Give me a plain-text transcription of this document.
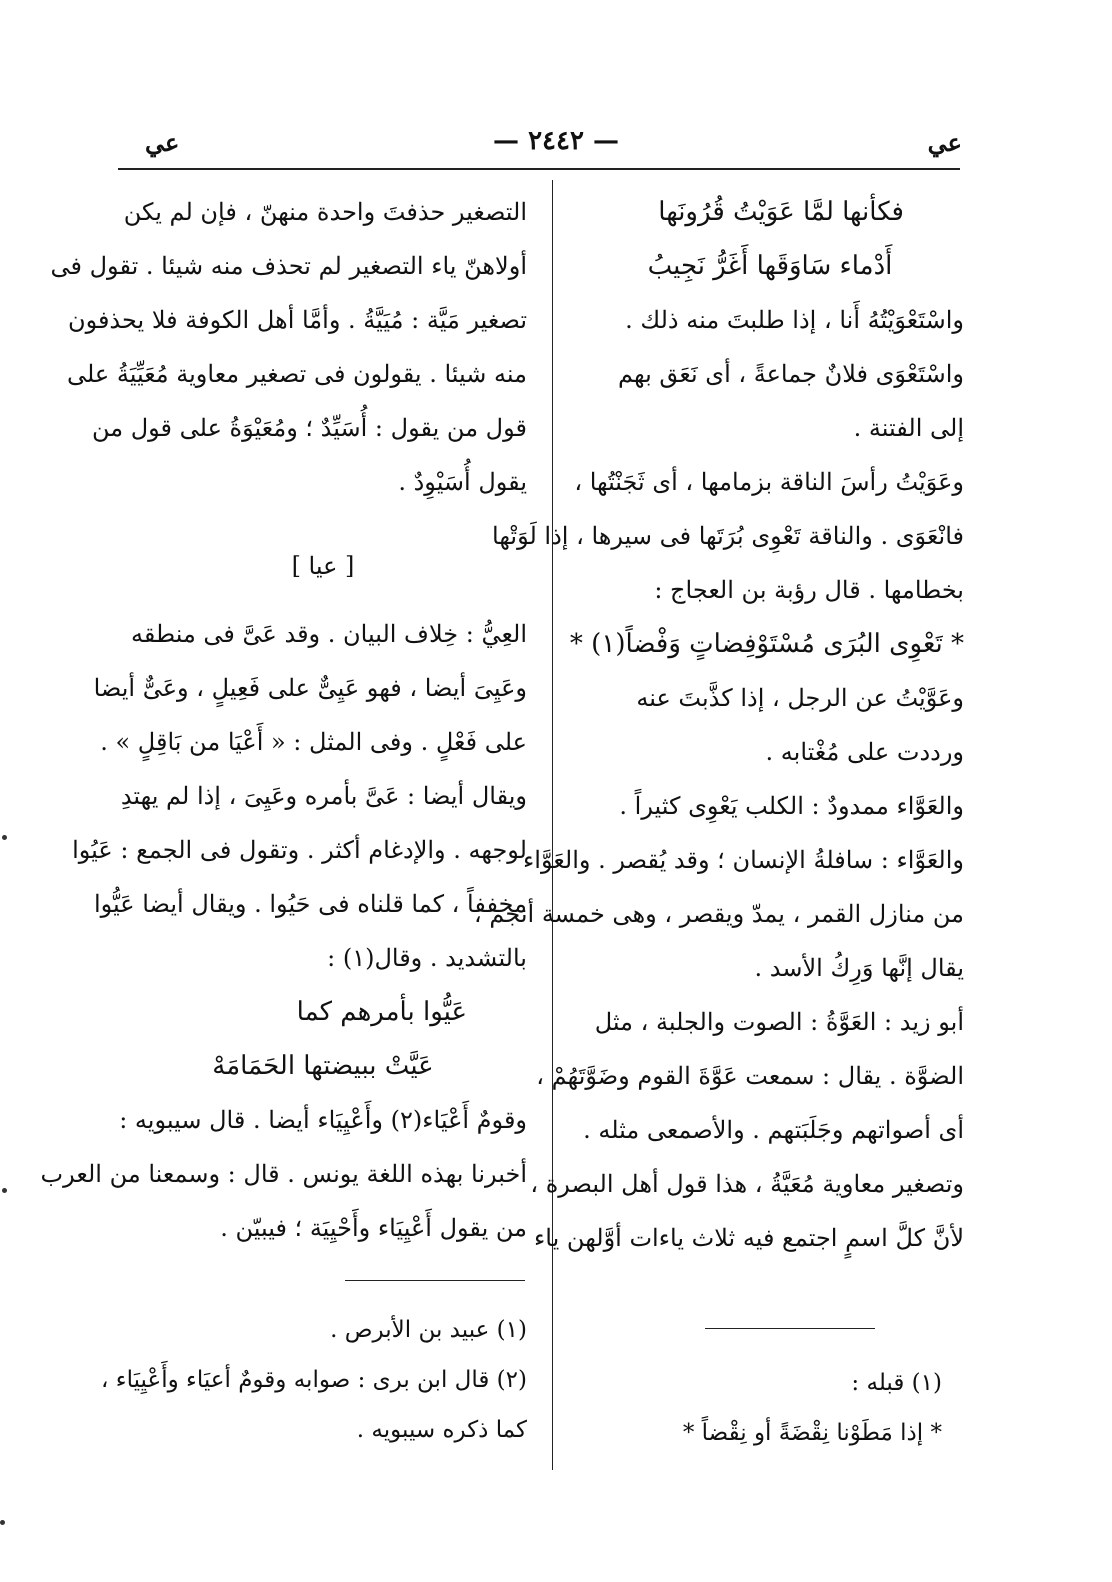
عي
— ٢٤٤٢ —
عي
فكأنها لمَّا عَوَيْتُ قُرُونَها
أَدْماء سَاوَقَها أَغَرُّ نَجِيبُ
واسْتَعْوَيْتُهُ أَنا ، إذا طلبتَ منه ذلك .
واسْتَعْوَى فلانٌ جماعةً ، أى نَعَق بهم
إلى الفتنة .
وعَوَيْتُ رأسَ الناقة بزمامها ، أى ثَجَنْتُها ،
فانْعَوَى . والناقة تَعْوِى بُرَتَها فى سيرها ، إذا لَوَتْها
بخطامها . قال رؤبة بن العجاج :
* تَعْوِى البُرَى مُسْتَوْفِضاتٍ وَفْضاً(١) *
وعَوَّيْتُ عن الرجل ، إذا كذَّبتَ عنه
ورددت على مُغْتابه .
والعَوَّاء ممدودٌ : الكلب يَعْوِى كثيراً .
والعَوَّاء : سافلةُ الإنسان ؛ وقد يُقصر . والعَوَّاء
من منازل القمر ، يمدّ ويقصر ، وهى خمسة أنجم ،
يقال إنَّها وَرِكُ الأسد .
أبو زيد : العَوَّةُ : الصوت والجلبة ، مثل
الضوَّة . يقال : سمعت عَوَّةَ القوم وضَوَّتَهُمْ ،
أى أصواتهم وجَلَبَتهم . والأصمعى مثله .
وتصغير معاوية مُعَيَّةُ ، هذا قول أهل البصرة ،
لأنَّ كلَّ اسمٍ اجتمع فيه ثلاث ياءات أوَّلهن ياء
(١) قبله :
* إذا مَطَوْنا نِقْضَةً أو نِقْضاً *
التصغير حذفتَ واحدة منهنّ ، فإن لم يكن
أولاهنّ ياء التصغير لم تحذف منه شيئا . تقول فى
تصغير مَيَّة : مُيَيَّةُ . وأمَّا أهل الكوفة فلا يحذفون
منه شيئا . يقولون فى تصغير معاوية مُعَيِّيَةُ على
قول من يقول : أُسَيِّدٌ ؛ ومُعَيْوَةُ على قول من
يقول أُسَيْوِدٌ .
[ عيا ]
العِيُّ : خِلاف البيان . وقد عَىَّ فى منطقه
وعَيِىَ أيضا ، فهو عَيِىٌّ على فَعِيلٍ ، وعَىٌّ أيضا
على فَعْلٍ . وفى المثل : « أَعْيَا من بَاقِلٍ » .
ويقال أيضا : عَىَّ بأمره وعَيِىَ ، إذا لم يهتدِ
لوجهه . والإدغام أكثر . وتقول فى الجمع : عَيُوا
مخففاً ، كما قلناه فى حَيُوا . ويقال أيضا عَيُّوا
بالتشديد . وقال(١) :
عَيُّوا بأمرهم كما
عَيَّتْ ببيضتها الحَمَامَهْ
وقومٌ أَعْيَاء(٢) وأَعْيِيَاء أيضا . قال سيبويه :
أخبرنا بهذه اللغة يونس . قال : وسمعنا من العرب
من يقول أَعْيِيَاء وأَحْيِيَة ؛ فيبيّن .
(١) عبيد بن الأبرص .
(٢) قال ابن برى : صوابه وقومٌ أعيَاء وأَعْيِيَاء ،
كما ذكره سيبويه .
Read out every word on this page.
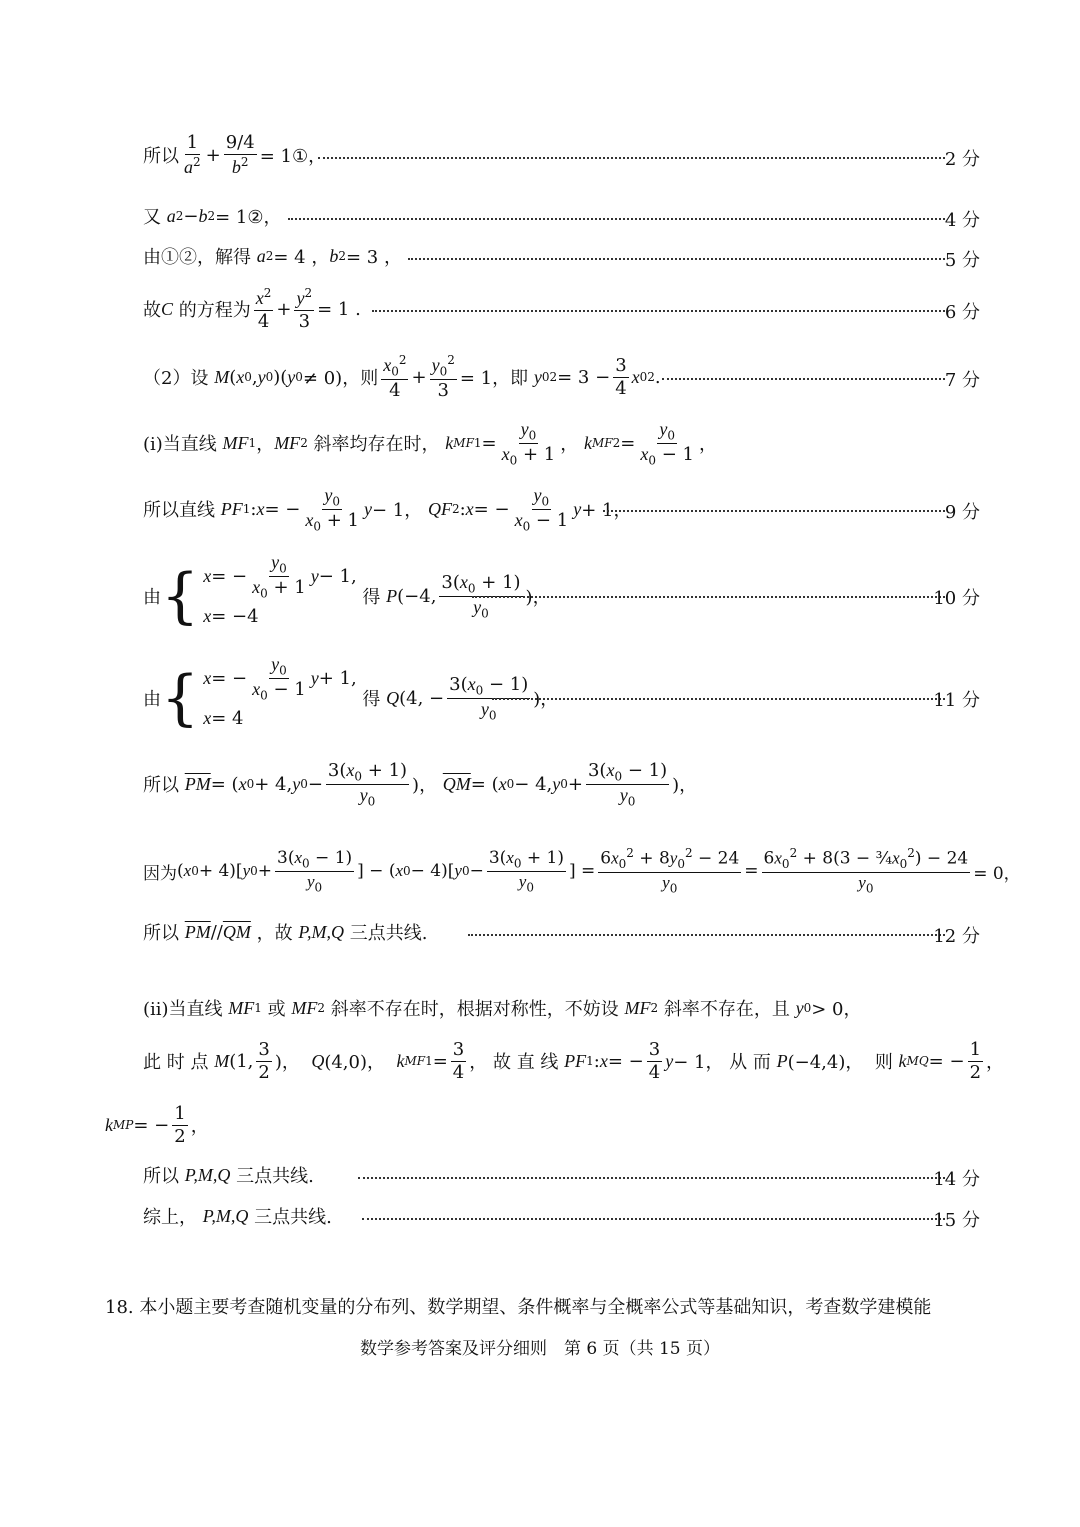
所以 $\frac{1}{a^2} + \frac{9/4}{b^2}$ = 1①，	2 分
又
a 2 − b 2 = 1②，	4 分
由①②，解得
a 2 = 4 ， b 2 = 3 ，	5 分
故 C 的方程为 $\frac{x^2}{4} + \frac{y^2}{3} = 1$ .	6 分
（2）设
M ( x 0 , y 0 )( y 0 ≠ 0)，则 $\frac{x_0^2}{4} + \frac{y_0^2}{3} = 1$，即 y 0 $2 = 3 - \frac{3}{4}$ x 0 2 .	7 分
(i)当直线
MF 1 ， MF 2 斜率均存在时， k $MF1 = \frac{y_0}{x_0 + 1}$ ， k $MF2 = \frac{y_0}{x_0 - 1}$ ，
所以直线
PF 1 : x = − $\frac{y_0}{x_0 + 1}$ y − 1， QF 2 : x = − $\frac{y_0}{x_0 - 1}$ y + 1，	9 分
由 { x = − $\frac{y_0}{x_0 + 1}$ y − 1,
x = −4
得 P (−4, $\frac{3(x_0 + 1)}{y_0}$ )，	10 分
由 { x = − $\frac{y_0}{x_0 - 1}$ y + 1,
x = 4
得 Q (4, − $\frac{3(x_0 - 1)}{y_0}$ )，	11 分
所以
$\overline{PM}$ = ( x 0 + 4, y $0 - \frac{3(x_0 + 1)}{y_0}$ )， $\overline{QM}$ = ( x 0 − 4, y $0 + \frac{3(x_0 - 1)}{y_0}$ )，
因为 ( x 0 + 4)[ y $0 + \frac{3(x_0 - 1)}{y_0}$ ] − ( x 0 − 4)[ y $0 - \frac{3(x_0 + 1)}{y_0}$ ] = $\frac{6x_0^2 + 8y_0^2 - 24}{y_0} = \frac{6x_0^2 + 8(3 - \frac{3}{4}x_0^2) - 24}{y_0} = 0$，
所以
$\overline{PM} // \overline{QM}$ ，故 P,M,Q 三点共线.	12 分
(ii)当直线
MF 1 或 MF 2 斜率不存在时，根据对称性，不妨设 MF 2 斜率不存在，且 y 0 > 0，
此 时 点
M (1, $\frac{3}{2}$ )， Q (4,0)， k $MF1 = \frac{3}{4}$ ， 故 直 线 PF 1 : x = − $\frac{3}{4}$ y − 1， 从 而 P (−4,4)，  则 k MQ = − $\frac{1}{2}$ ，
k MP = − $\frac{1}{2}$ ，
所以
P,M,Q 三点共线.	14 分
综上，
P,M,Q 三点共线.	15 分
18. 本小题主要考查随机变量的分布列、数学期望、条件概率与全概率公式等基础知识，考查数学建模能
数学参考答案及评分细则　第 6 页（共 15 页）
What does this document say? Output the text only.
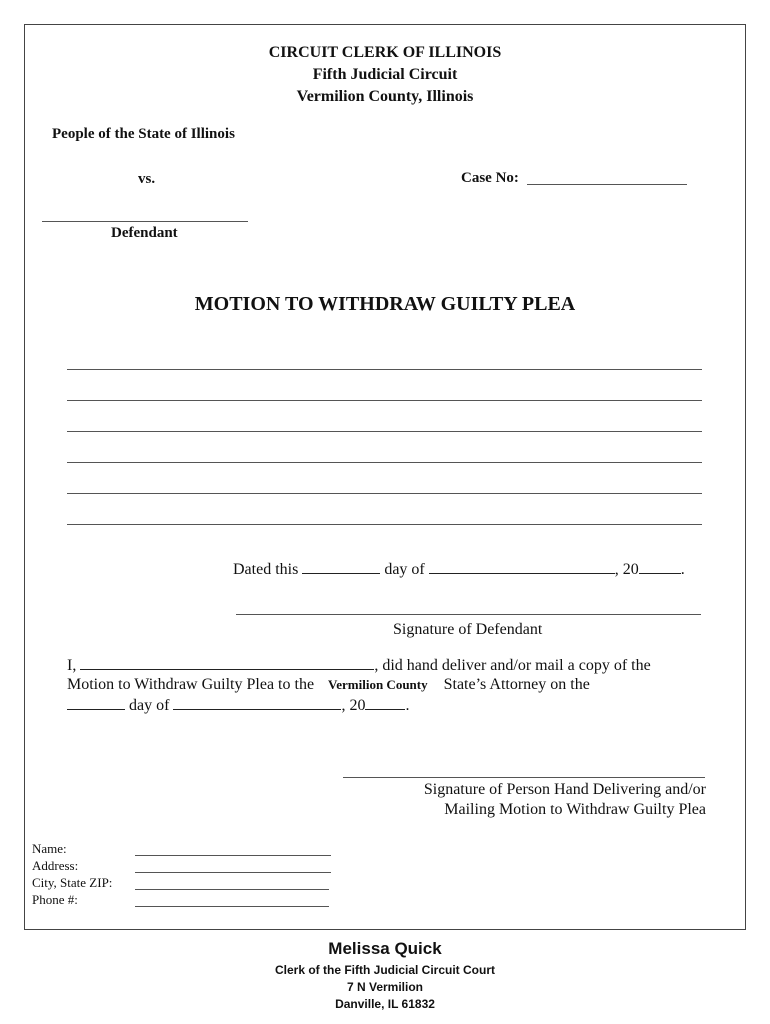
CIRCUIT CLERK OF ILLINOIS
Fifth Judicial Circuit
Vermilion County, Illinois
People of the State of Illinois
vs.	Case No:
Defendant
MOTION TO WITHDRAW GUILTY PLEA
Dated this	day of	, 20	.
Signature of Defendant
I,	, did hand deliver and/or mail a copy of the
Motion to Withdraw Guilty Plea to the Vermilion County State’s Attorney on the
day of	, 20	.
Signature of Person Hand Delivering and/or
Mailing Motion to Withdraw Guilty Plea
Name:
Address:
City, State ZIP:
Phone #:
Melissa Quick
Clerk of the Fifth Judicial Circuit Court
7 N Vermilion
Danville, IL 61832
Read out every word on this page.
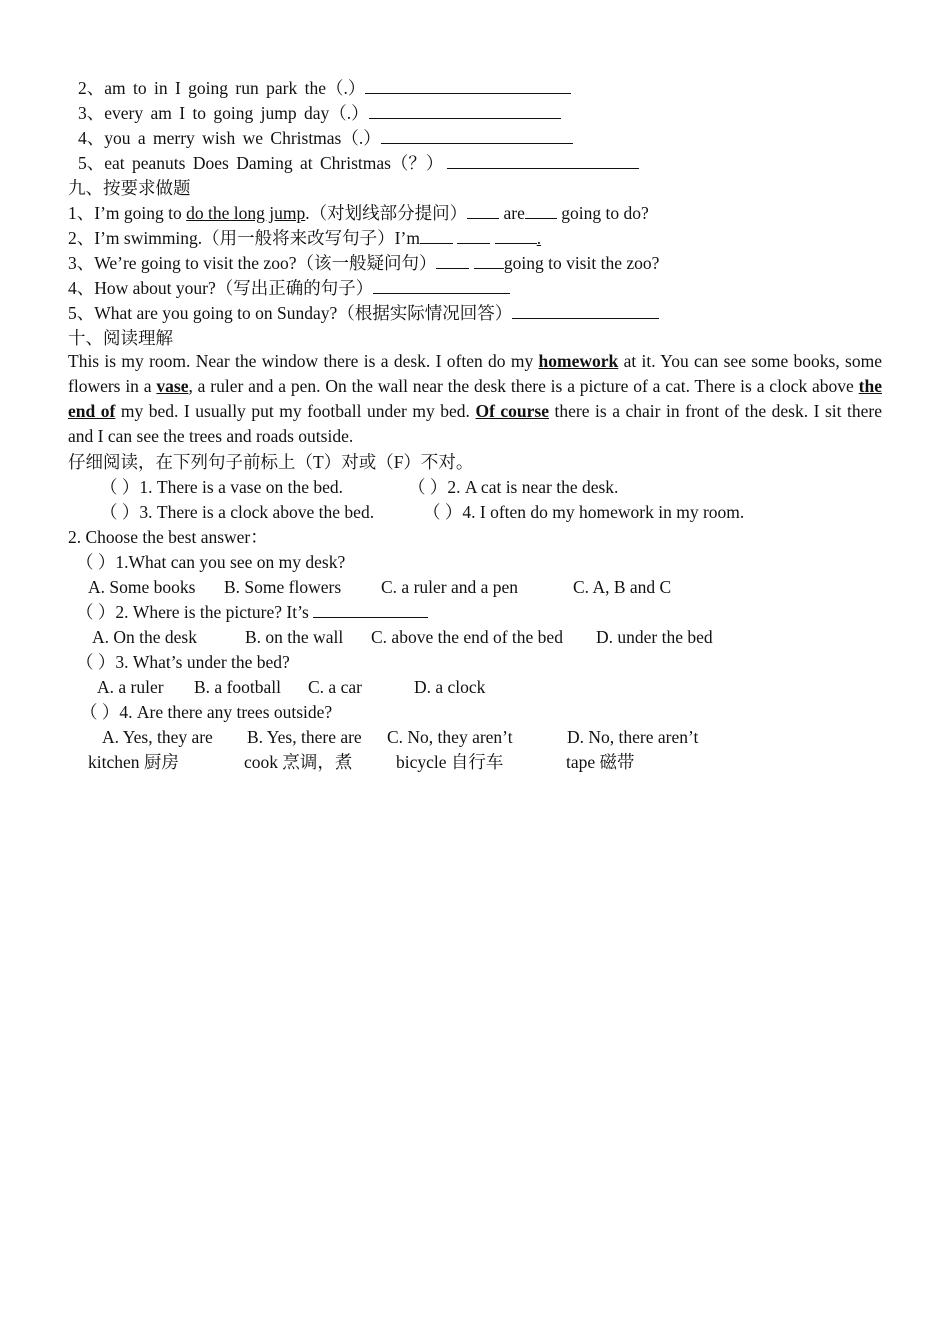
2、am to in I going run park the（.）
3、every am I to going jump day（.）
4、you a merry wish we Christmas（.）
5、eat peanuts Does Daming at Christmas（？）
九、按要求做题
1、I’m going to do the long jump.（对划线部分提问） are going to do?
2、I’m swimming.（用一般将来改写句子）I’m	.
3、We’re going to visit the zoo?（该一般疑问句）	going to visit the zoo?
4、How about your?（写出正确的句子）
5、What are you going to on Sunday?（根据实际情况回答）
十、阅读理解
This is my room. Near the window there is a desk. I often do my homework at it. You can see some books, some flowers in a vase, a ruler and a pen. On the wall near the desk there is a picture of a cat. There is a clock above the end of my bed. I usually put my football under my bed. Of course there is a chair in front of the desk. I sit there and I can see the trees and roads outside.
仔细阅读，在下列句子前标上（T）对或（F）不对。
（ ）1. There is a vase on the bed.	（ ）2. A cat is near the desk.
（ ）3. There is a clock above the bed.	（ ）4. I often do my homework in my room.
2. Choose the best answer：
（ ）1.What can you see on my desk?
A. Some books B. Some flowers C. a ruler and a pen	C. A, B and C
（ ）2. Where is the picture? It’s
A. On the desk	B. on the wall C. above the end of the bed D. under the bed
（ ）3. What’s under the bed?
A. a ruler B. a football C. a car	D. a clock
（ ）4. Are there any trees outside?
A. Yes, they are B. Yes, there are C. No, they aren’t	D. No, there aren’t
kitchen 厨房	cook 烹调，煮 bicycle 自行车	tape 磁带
● ● ● ● ● ● ●
> [WHAT TO DO] Determine how many lines of the data contain the word "above", and reply with that number only.

> [EXERCISE ANSWER] 3